# Given task a
Write out the records between the lines holding "refresh-button[interactable] xyxy=(1116,151,1160,195)" and "arrow-down-icon xyxy=(917,401,927,413)", inclusive.

# Source
───

25. The method of claim 24 wherein said polymeric core includes
polyester and said sheath material includes a low-melt nylon
material.
Description
BACKGROUND OF THE INVENTION
This invention relates to a dryer belt fabric for use in drying
paper in the dryer section of a papermaking machine. In particular,
the invention relates to a permeable dryer belt fabric of the type
which includes a number of plastic helix strips whose winding arcs
are joined together by means of a pintle to form a mesh fabric of
desired dimension having an open mesh pattern. The helical fabric
is normally formed from a thermosetable synthetic resin
monofilament. The helical fabric is desirable because it provides a
smooth flat surface having fewer knuckles than woven fabric to
avoid marking up the paper which contacts the fabric belt while at
the same time providing an increased surface area for supporting
the paper. The plastic material and belt construction hold up
extremely well under the stresses encountered when the belt is
travelling endlessly at high speeds, typically 3,000 fpm, about the
belt rollers for contacting the paper web being dryed on the dryer
machine. Helical dryer fabric is shown in U.S. Pat. No.
4,346,138.

───

# Data records
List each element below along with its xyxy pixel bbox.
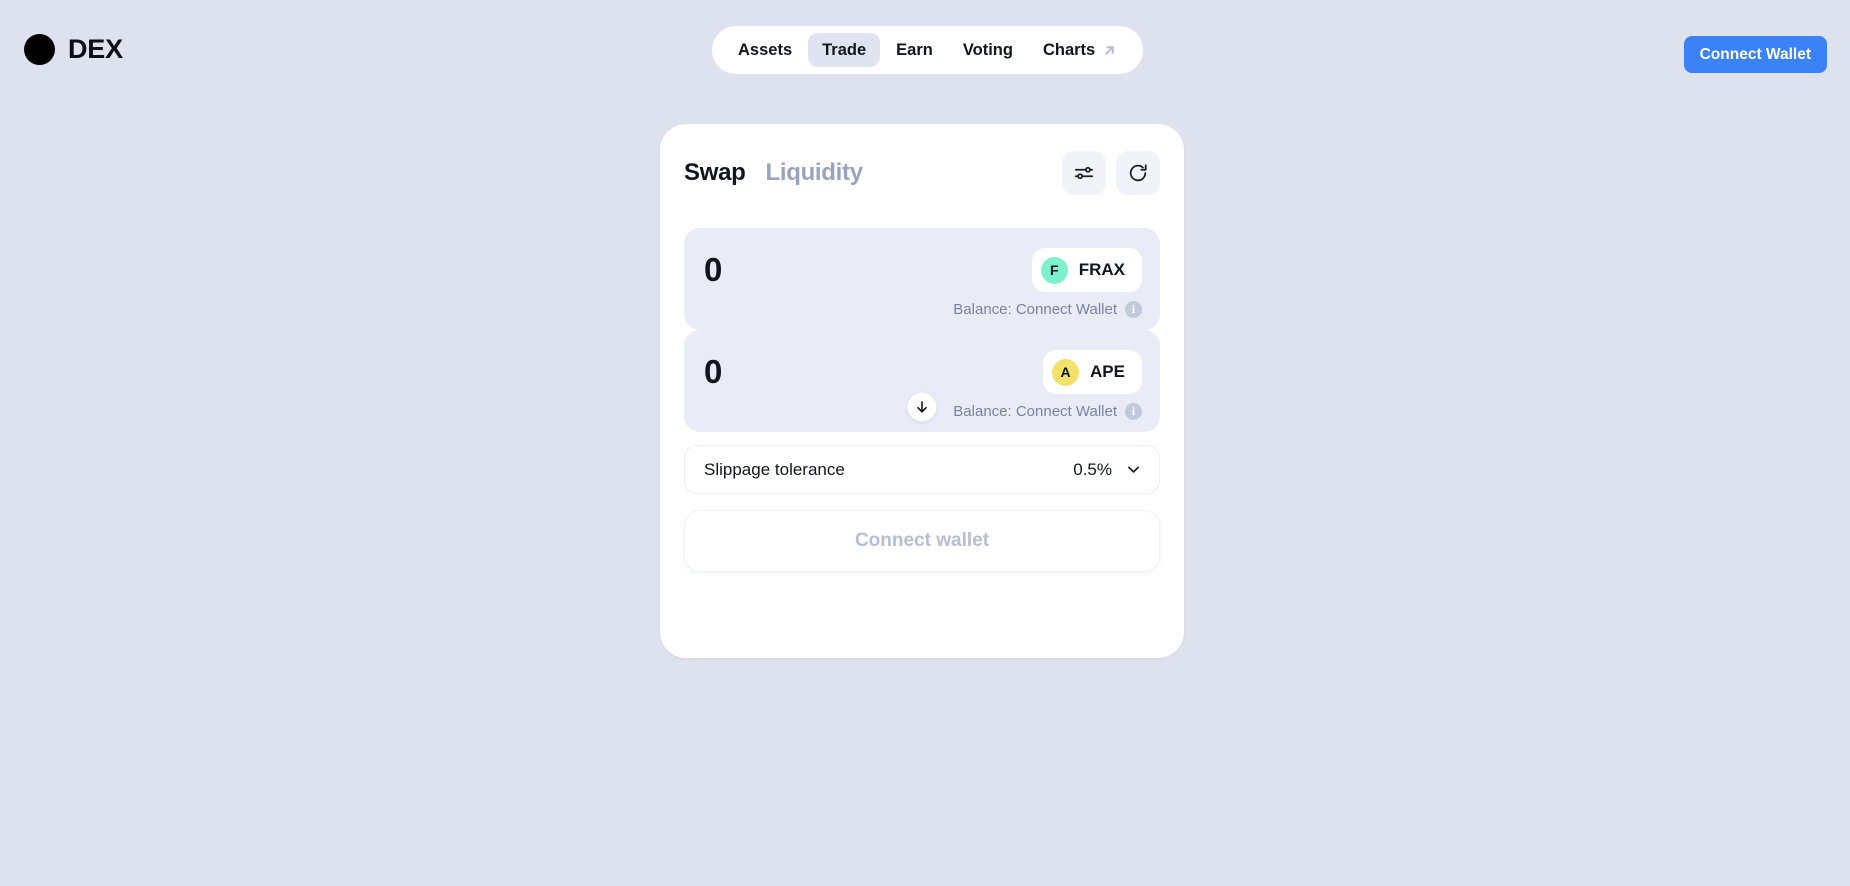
refresh-button[interactable] xyxy=(1116,151,1160,195)
balance-text-to: Balance: Connect Wallet xyxy=(953,403,1117,420)
connect-wallet-cta-button[interactable]: Connect wallet xyxy=(684,510,1160,572)
brand-logo[interactable]: DEX xyxy=(24,34,123,65)
token-selector-from[interactable]: F FRAX xyxy=(1031,248,1142,292)
top-bar: DEX Assets Trade Earn Voting Charts Conn… xyxy=(0,0,1850,110)
nav-item-charts[interactable]: Charts xyxy=(1029,33,1131,67)
connect-wallet-button[interactable]: Connect Wallet xyxy=(1683,36,1827,73)
connect-wallet-cta-label: Connect wallet xyxy=(854,530,990,551)
swap-form: F FRAX Balance: Connect Wallet i A xyxy=(684,200,1160,572)
amount-input-to[interactable] xyxy=(704,353,1044,391)
nav-item-label: Trade xyxy=(822,40,867,59)
swap-direction-button[interactable] xyxy=(907,392,937,422)
token-selector-to[interactable]: A APE xyxy=(1043,350,1142,394)
info-icon[interactable]: i xyxy=(1125,403,1142,420)
swap-field-from-top: F FRAX xyxy=(704,248,1142,292)
dex-circle-logo-icon xyxy=(24,34,55,65)
nav-item-label: Earn xyxy=(896,40,933,59)
swap-field-to-top: A APE xyxy=(704,350,1142,394)
slippage-label: Slippage tolerance xyxy=(704,459,845,479)
balance-line-from: Balance: Connect Wallet i xyxy=(704,301,1142,318)
swap-liquidity-tabs: Swap Liquidity xyxy=(684,159,863,187)
slippage-control: 0.5% xyxy=(1073,460,1142,480)
external-link-arrow-icon xyxy=(1105,45,1114,55)
nav-item-trade[interactable]: Trade xyxy=(808,33,881,67)
nav-item-label: Assets xyxy=(738,40,793,59)
swap-field-from: F FRAX Balance: Connect Wallet i xyxy=(684,228,1160,330)
token-symbol-to: APE xyxy=(1090,362,1125,381)
swap-card-actions xyxy=(1062,151,1160,195)
brand-name: DEX xyxy=(68,34,123,64)
slippage-value: 0.5% xyxy=(1073,459,1112,479)
settings-button[interactable] xyxy=(1062,151,1106,195)
chevron-down-icon[interactable] xyxy=(1125,461,1142,478)
token-logo-frax-icon: F xyxy=(1040,256,1068,284)
main-navigation: Assets Trade Earn Voting Charts xyxy=(712,26,1144,74)
nav-item-earn[interactable]: Earn xyxy=(882,33,947,67)
amount-input-from[interactable] xyxy=(704,251,1032,289)
info-icon[interactable]: i xyxy=(1125,301,1142,318)
arrow-down-icon xyxy=(917,401,927,413)
token-symbol-from: FRAX xyxy=(1078,260,1125,279)
token-logo-ape-icon: A xyxy=(1052,358,1080,386)
refresh-icon xyxy=(1129,164,1147,182)
nav-item-label: Charts xyxy=(1042,40,1096,59)
slippage-tolerance-row[interactable]: Slippage tolerance 0.5% xyxy=(684,445,1160,494)
tab-swap[interactable]: Swap xyxy=(684,159,746,187)
nav-item-voting[interactable]: Voting xyxy=(949,33,1027,67)
swap-card: Swap Liquidity 0 F FRAX Balance: Connect… xyxy=(660,124,1184,658)
swap-card-header: Swap Liquidity xyxy=(684,124,1160,200)
tab-label: Liquidity xyxy=(765,159,863,186)
nav-item-assets[interactable]: Assets xyxy=(724,33,806,67)
sliders-icon xyxy=(1074,166,1094,180)
nav-item-label: Voting xyxy=(962,40,1013,59)
balance-text-from: Balance: Connect Wallet xyxy=(953,301,1117,318)
tab-liquidity[interactable]: Liquidity xyxy=(765,159,863,187)
connect-wallet-label: Connect Wallet xyxy=(1699,45,1811,63)
tab-label: Swap xyxy=(684,159,746,186)
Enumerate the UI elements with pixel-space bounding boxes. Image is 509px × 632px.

───

# Given task b
For each statement below, say yes or no depending on whether it agrees with the passage on dryer belt fabric, and quote the words of that passage that decide it. (i) The helical fabric is normally formed from a thermosetable synthetic resin monofilament. (ii) The helical fabric has more knuckles than woven fabric. (iii) The belt typically travels at 3,000 fpm.

# Written response a
refresh-button[interactable] xyxy=(1116,151,1160,195)
balance-text-to: Balance: Connect Wallet xyxy=(953,403,1117,420)
connect-wallet-cta-button[interactable]: Connect wallet xyxy=(684,510,1160,572)
brand-logo[interactable]: DEX xyxy=(24,34,123,65)
token-selector-from[interactable]: F FRAX xyxy=(1031,248,1142,292)
top-bar: DEX Assets Trade Earn Voting Charts Conn… xyxy=(0,0,1850,110)
nav-item-charts[interactable]: Charts xyxy=(1029,33,1131,67)
connect-wallet-button[interactable]: Connect Wallet xyxy=(1683,36,1827,73)
connect-wallet-cta-label: Connect wallet xyxy=(854,530,990,551)
swap-form: F FRAX Balance: Connect Wallet i A xyxy=(684,200,1160,572)
amount-input-to[interactable] xyxy=(704,353,1044,391)
nav-item-label: Trade xyxy=(822,40,867,59)
swap-direction-button[interactable] xyxy=(907,392,937,422)
token-selector-to[interactable]: A APE xyxy=(1043,350,1142,394)
info-icon[interactable]: i xyxy=(1125,403,1142,420)
swap-field-from-top: F FRAX xyxy=(704,248,1142,292)
dex-circle-logo-icon xyxy=(24,34,55,65)
nav-item-label: Earn xyxy=(896,40,933,59)
swap-field-to-top: A APE xyxy=(704,350,1142,394)
slippage-label: Slippage tolerance xyxy=(704,459,845,479)
balance-line-from: Balance: Connect Wallet i xyxy=(704,301,1142,318)
swap-liquidity-tabs: Swap Liquidity xyxy=(684,159,863,187)
slippage-control: 0.5% xyxy=(1073,460,1142,480)
external-link-arrow-icon xyxy=(1105,45,1114,55)
nav-item-trade[interactable]: Trade xyxy=(808,33,881,67)
nav-item-label: Assets xyxy=(738,40,793,59)
swap-field-from: F FRAX Balance: Connect Wallet i xyxy=(684,228,1160,330)
token-symbol-to: APE xyxy=(1090,362,1125,381)
swap-card-actions xyxy=(1062,151,1160,195)
brand-name: DEX xyxy=(68,34,123,64)
slippage-value: 0.5% xyxy=(1073,459,1112,479)
settings-button[interactable] xyxy=(1062,151,1106,195)
chevron-down-icon[interactable] xyxy=(1125,461,1142,478)
token-logo-frax-icon: F xyxy=(1040,256,1068,284)
main-navigation: Assets Trade Earn Voting Charts xyxy=(712,26,1144,74)
nav-item-earn[interactable]: Earn xyxy=(882,33,947,67)
amount-input-from[interactable] xyxy=(704,251,1032,289)
info-icon[interactable]: i xyxy=(1125,301,1142,318)
arrow-down-icon xyxy=(917,401,927,413)

# Written response b
(i) Yes: "The helical fabric is normally formed from a thermosetable synthetic resin monofilament."
(ii) No: "a smooth flat surface having fewer knuckles than woven fabric"
(iii) Yes: "typically 3,000 fpm"